◆ Description of the task
Give the number of lines in the data below where the string "with" occurs, and nothing else.

-------- Records supplied --------

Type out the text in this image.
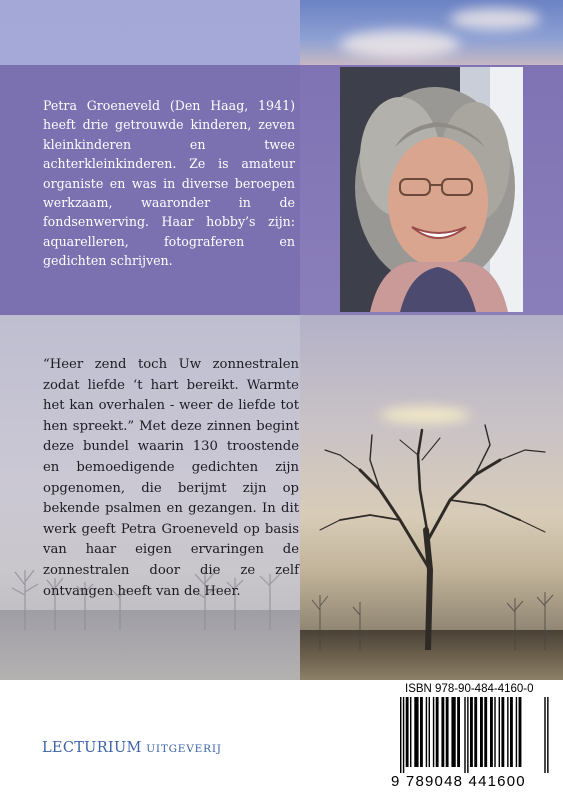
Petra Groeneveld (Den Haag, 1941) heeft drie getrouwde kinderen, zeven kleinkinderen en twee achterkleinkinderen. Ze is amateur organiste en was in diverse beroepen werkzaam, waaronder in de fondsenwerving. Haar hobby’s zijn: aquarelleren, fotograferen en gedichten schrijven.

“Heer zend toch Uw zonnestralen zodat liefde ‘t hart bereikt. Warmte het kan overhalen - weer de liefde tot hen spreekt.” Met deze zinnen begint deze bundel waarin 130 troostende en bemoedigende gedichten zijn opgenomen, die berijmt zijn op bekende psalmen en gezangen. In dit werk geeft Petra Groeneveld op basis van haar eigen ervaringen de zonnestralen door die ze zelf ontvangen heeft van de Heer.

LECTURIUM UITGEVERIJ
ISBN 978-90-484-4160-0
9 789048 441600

--------
-------- Records supplied --------

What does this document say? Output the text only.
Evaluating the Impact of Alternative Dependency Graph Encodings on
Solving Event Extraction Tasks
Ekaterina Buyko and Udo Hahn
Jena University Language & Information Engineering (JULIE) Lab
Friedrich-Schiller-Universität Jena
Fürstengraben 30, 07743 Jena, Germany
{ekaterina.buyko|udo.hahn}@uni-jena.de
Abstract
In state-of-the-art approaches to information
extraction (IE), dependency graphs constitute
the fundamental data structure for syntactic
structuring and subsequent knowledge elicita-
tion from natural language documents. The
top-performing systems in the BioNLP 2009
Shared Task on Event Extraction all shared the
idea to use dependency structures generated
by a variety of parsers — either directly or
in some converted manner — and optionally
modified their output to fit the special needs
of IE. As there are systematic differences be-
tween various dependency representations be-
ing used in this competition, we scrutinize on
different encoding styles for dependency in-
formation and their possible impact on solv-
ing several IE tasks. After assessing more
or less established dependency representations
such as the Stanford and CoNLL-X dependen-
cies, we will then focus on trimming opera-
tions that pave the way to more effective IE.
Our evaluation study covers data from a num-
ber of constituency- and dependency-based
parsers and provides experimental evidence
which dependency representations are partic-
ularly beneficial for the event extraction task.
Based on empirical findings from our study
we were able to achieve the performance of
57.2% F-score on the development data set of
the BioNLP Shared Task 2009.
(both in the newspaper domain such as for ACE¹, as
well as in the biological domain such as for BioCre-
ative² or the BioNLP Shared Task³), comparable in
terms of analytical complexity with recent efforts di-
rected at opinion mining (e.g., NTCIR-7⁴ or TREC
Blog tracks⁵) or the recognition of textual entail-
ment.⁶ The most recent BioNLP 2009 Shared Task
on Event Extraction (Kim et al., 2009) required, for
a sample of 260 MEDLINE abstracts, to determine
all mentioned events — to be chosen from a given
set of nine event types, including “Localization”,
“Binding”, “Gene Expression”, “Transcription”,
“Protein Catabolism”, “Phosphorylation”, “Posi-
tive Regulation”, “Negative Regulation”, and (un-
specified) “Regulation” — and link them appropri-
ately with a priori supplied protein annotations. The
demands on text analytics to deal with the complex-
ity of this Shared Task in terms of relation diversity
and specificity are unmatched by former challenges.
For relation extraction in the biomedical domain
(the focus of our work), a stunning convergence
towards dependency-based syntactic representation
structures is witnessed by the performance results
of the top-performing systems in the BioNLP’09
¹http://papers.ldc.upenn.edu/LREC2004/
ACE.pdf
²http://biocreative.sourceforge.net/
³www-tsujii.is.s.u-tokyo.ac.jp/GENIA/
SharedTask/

--------

◆ Response
3